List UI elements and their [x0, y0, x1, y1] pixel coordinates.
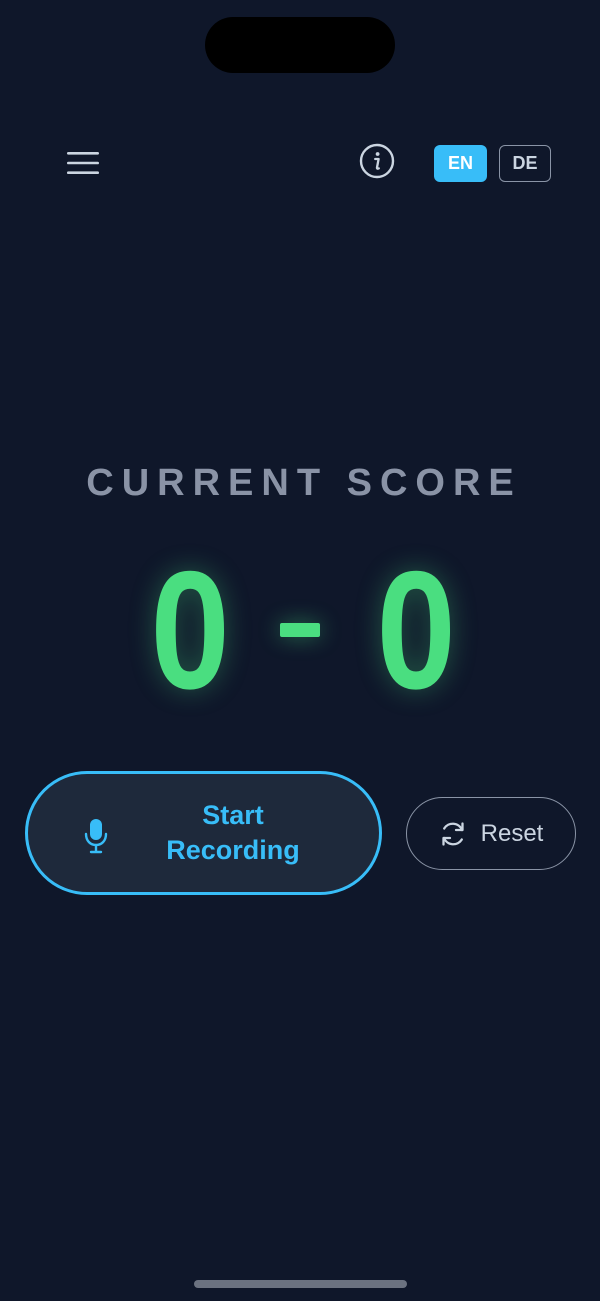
home-score: 0	[150, 536, 230, 724]
info-button[interactable]	[355, 139, 399, 183]
hamburger-menu-icon	[67, 152, 99, 174]
language-en-button[interactable]: EN	[434, 145, 487, 182]
start-recording-button[interactable]: Start Recording	[25, 771, 382, 895]
microphone-icon	[84, 819, 108, 854]
dynamic-island	[205, 17, 395, 73]
info-icon	[359, 143, 395, 179]
score-label: CURRENT SCORE	[86, 462, 522, 504]
app-screen: EN DE CURRENT SCORE 0 0 Start Recording …	[0, 0, 600, 1301]
start-recording-label: Start Recording	[166, 800, 300, 865]
score-separator	[280, 623, 320, 637]
away-score: 0	[376, 536, 456, 724]
refresh-icon	[441, 821, 464, 846]
language-de-button[interactable]: DE	[499, 145, 551, 182]
score-display: 0 0	[0, 536, 600, 724]
reset-button[interactable]: Reset	[406, 797, 576, 870]
home-indicator[interactable]	[194, 1280, 407, 1288]
reset-label: Reset	[480, 819, 544, 847]
menu-button[interactable]	[60, 141, 106, 185]
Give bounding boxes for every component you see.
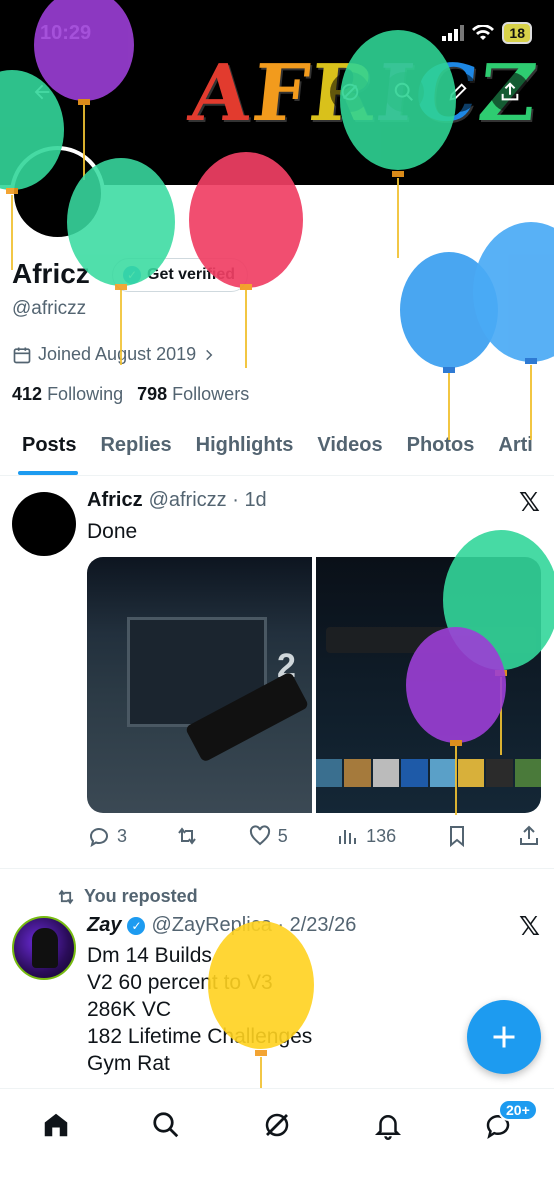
get-verified-label: Get verified — [147, 266, 236, 283]
followers-label: Followers — [172, 384, 250, 404]
profile-avatar[interactable] — [10, 146, 105, 241]
share-icon — [501, 82, 519, 101]
joined-label: Joined August 2019 — [38, 344, 197, 364]
tweet-text: Done — [87, 520, 138, 543]
like-count: 5 — [277, 825, 288, 846]
reply-button[interactable]: 3 — [87, 824, 127, 848]
tweet-divider — [0, 868, 554, 869]
like-button[interactable]: 5 — [248, 824, 288, 848]
following-label: Following — [47, 384, 124, 404]
media-image-loadout[interactable] — [316, 557, 541, 813]
nav-home[interactable] — [38, 1107, 74, 1143]
chevron-right-icon — [206, 349, 213, 360]
grok-nav-icon — [265, 1113, 289, 1137]
tweet-actions: 3 5 136 — [87, 824, 541, 848]
tab-videos[interactable]: Videos — [305, 422, 394, 475]
views-icon — [339, 830, 357, 844]
tweet-text-zay: Dm 14 Builds V2 60 percent to V3 286K VC… — [87, 944, 313, 1075]
calendar-icon — [13, 347, 31, 363]
status-time: 10:29 — [40, 22, 92, 44]
follow-stats: 412 Following 798 Followers — [12, 384, 249, 405]
tab-replies[interactable]: Replies — [88, 422, 183, 475]
tweet-avatar[interactable] — [12, 492, 76, 556]
profile-tabs: Posts Replies Highlights Videos Photos A… — [0, 422, 554, 476]
tweet-author-name-zay[interactable]: Zay — [87, 914, 121, 937]
tweet-author-name[interactable]: Africz — [87, 489, 143, 512]
signal-icon — [442, 25, 465, 41]
verified-badge-icon: ✓ — [127, 916, 146, 935]
bookmark-button[interactable] — [445, 824, 469, 848]
battery-indicator: 18 — [502, 22, 532, 44]
repost-icon — [178, 827, 197, 845]
tweet-header-zay: Zay ✓ @ZayReplica · 2/23/26 — [87, 914, 356, 937]
tab-posts[interactable]: Posts — [0, 422, 88, 475]
back-button[interactable] — [22, 72, 62, 112]
share-tweet-button[interactable] — [517, 824, 541, 848]
edit-icon — [449, 83, 467, 101]
views-button[interactable]: 136 — [336, 824, 396, 848]
messages-badge: 20+ — [498, 1099, 538, 1121]
views-count: 136 — [366, 825, 397, 846]
like-icon — [249, 825, 270, 846]
status-icons: 18 — [442, 22, 532, 44]
following-count: 412 — [12, 384, 43, 404]
tab-articles[interactable]: Arti — [486, 422, 544, 475]
tweet-handle-time-zay: @ZayReplica · 2/23/26 — [151, 914, 357, 936]
tweet-header: Africz @africzz · 1d — [87, 489, 267, 512]
repost-indicator: You reposted — [56, 886, 198, 907]
reply-icon — [90, 828, 108, 848]
repost-small-icon — [58, 889, 74, 904]
grok-button[interactable] — [330, 72, 370, 112]
share-tweet-icon — [519, 825, 538, 845]
following-link[interactable]: 412 Following — [12, 384, 123, 405]
home-icon — [44, 1113, 68, 1137]
nav-grok[interactable] — [259, 1107, 295, 1143]
joined-date[interactable]: Joined August 2019 — [12, 344, 216, 365]
camo-thumbnails — [316, 759, 541, 787]
compose-button[interactable] — [467, 1000, 541, 1074]
profile-name: Africz — [12, 258, 90, 289]
get-verified-button[interactable]: ✓ Get verified — [112, 258, 249, 292]
repost-button[interactable] — [175, 824, 199, 848]
grok-icon — [341, 83, 359, 101]
nav-notifications[interactable] — [370, 1107, 406, 1143]
balloon-blue-1 — [400, 252, 498, 440]
repost-label: You reposted — [84, 886, 198, 906]
verified-badge-icon: ✓ — [123, 266, 141, 284]
explore-icon — [153, 1112, 179, 1138]
back-arrow-icon — [34, 84, 50, 100]
notifications-icon — [374, 1115, 402, 1140]
plus-icon — [493, 1026, 515, 1048]
x-logo-icon: 𝕏 — [519, 912, 540, 942]
reply-count: 3 — [117, 825, 128, 846]
tweet-handle-time: @africzz · 1d — [148, 489, 267, 511]
bottom-navigation — [0, 1088, 554, 1199]
profile-handle: @africzz — [12, 298, 87, 319]
share-button[interactable] — [490, 72, 530, 112]
media-image-hangar[interactable]: 2 — [87, 557, 312, 813]
x-logo-icon: 𝕏 — [519, 488, 540, 518]
wifi-icon — [472, 25, 495, 40]
nav-explore[interactable] — [148, 1107, 184, 1143]
tab-photos[interactable]: Photos — [395, 422, 487, 475]
search-button[interactable] — [384, 72, 424, 112]
balloon-blue-2 — [473, 222, 554, 440]
rifle-shape — [326, 627, 536, 653]
edit-button[interactable] — [438, 72, 478, 112]
followers-count: 798 — [137, 384, 168, 404]
search-icon — [394, 82, 413, 101]
tweet-avatar-zay[interactable] — [12, 916, 76, 980]
tab-highlights[interactable]: Highlights — [184, 422, 306, 475]
bookmark-icon — [449, 826, 464, 848]
tweet-media[interactable]: 2 — [87, 557, 541, 813]
followers-link[interactable]: 798 Followers — [137, 384, 249, 405]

--

Convert every line of both items above into a JSON list of strings, one string per line, leaving out blank lines and the pictures.

[
  "List UI elements and their [x0, y0, x1, y1] pixel coordinates.",
  "home-score: 0\t[150, 536, 230, 724]",
  "info-button[interactable]\t[355, 139, 399, 183]",
  "hamburger-menu-icon\t[67, 152, 99, 174]",
  "language-en-button[interactable]: EN\t[434, 145, 487, 182]",
  "start-recording-button[interactable]: Start Recording\t[25, 771, 382, 895]",
  "microphone-icon\t[84, 819, 108, 854]",
  "dynamic-island\t[205, 17, 395, 73]",
  "info-icon\t[359, 143, 395, 179]",
  "score-label: CURRENT SCORE\t[86, 462, 522, 504]",
  "app-screen: EN DE CURRENT SCORE 0 0 Start Recording …\t[0, 0, 600, 1301]",
  "start-recording-label: Start Recording\t[166, 800, 300, 865]",
  "score-separator\t[280, 623, 320, 637]",
  "away-score: 0\t[376, 536, 456, 724]",
  "refresh-icon\t[441, 821, 464, 846]",
  "language-de-button[interactable]: DE\t[499, 145, 551, 182]",
  "score-display: 0 0\t[0, 536, 600, 724]",
  "reset-button[interactable]: Reset\t[406, 797, 576, 870]",
  "home-indicator[interactable]\t[194, 1280, 407, 1288]",
  "reset-label: Reset\t[480, 819, 544, 847]",
  "menu-button[interactable]\t[60, 141, 106, 185]",
  "Give bounding boxes for every component you see.",
  "get-verified-label: Get verified — [147, 266, 236, 283]",
  "followers-label: Followers — [172, 384, 250, 404]",
  "profile-avatar[interactable] — [10, 146, 105, 241]",
  "share-icon — [501, 82, 519, 101]",
  "joined-label: Joined August 2019 — [38, 344, 197, 364]",
  "tweet-text: Done — [87, 520, 138, 543]",
  "like-count: 5 — [277, 825, 288, 846]",
  "reply-button[interactable]: 3 — [87, 824, 127, 848]",
  "tweet-divider — [0, 868, 554, 869]",
  "like-button[interactable]: 5 — [248, 824, 288, 848]",
  "following-label: Following — [47, 384, 124, 404]",
  "media-image-loadout[interactable] — [316, 557, 541, 813]",
  "nav-home[interactable] — [38, 1107, 74, 1143]",
  "chevron-right-icon — [206, 349, 213, 360]",
  "grok-nav-icon — [265, 1113, 289, 1137]",
  "tweet-actions: 3 5 136 — [87, 824, 541, 848]",
  "tab-videos[interactable]: Videos — [305, 422, 394, 475]",
  "views-icon — [339, 830, 357, 844]",
  "tweet-text-zay: Dm 14 Builds V2 60 percent to V3 286K VC… — [87, 944, 313, 1075]",
  "calendar-icon — [13, 347, 31, 363]",
  "status-time: 10:29 — [40, 22, 92, 44]",
  "follow-stats: 412 Following 798 Followers — [12, 384, 249, 405]",
  "tab-replies[interactable]: Replies — [88, 422, 183, 475]",
  "tweet-avatar[interactable] — [12, 492, 76, 556]",
  "profile-tabs: Posts Replies Highlights Videos Photos A… — [0, 422, 554, 476]",
  "tweet-author-name-zay[interactable]: Zay — [87, 914, 121, 937]",
  "tweet-author-name[interactable]: Africz — [87, 489, 143, 512]",
  "signal-icon — [442, 25, 465, 41]",
  "verified-badge-icon: ✓ — [127, 916, 146, 935]",
  "bookmark-button[interactable] — [445, 824, 469, 848]",
  "battery-indicator: 18 — [502, 22, 532, 44]",
  "repost-icon — [178, 827, 197, 845]",
  "tweet-header-zay: Zay ✓ @ZayReplica · 2/23/26 — [87, 914, 356, 937]",
  "tab-posts[interactable]: Posts — [0, 422, 88, 475]",
  "back-button[interactable] — [22, 72, 62, 112]",
  "share-tweet-button[interactable] — [517, 824, 541, 848]",
  "edit-icon — [449, 83, 467, 101]",
  "views-button[interactable]: 136 — [336, 824, 396, 848]",
  "messages-badge: 20+ — [498, 1099, 538, 1121]",
  "views-count: 136 — [366, 825, 397, 846]",
  "like-icon — [249, 825, 270, 846]",
  "status-icons: 18 — [442, 22, 532, 44]",
  "following-count: 412 — [12, 384, 43, 404]",
  "tab-articles[interactable]: Arti — [486, 422, 544, 475]",
  "tweet-handle-time-zay: @ZayReplica · 2/23/26 — [151, 914, 357, 936]",
  "tweet-header: Africz @africzz · 1d — [87, 489, 267, 512]",
  "repost-indicator: You reposted — [56, 886, 198, 907]",
  "reply-icon — [90, 828, 108, 848]",
  "repost-small-icon — [58, 889, 74, 904]",
  "grok-button[interactable] — [330, 72, 370, 112]",
  "share-tweet-icon — [519, 825, 538, 845]",
  "following-link[interactable]: 412 Following — [12, 384, 123, 405]",
  "home-icon — [44, 1113, 68, 1137]",
  "nav-grok[interactable] — [259, 1107, 295, 1143]",
  "joined-date[interactable]: Joined August 2019 — [12, 344, 216, 365]",
  "camo-thumbnails — [316, 759, 541, 787]",
  "compose-button[interactable] — [467, 1000, 541, 1074]",
  "profile-name: Africz — [12, 258, 90, 289]",
  "get-verified-button[interactable]: ✓ Get verified — [112, 258, 249, 292]",
  "repost-button[interactable] — [175, 824, 199, 848]",
  "grok-icon — [341, 83, 359, 101]",
  "nav-notifications[interactable] — [370, 1107, 406, 1143]",
  "balloon-blue-1 — [400, 252, 498, 440]",
  "repost-label: You reposted — [84, 886, 198, 906]",
  "verified-badge-icon: ✓ — [123, 266, 141, 284]",
  "explore-icon — [153, 1112, 179, 1138]",
  "back-arrow-icon — [34, 84, 50, 100]",
  "notifications-icon — [374, 1115, 402, 1140]",
  "plus-icon — [493, 1026, 515, 1048]",
  "x-logo-icon: 𝕏 — [519, 912, 540, 942]",
  "reply-count: 3 — [117, 825, 128, 846]",
  "tweet-handle-time: @africzz · 1d — [148, 489, 267, 511]",
  "bottom-navigation — [0, 1088, 554, 1199]",
  "profile-handle: @africzz — [12, 298, 87, 319]",
  "share-button[interactable] — [490, 72, 530, 112]",
  "media-image-hangar[interactable]: 2 — [87, 557, 312, 813]",
  "x-logo-icon: 𝕏 — [519, 488, 540, 518]",
  "wifi-icon — [472, 25, 495, 40]",
  "nav-explore[interactable] — [148, 1107, 184, 1143]",
  "tab-photos[interactable]: Photos — [395, 422, 487, 475]",
  "search-button[interactable] — [384, 72, 424, 112]",
  "balloon-blue-2 — [473, 222, 554, 440]",
  "rifle-shape — [326, 627, 536, 653]",
  "edit-button[interactable] — [438, 72, 478, 112]",
  "followers-count: 798 — [137, 384, 168, 404]",
  "search-icon — [394, 82, 413, 101]",
  "tweet-avatar-zay[interactable] — [12, 916, 76, 980]",
  "tab-highlights[interactable]: Highlights — [184, 422, 306, 475]",
  "bookmark-icon — [449, 826, 464, 848]",
  "tweet-media[interactable]: 2 — [87, 557, 541, 813]",
  "followers-link[interactable]: 798 Followers — [137, 384, 249, 405]"
]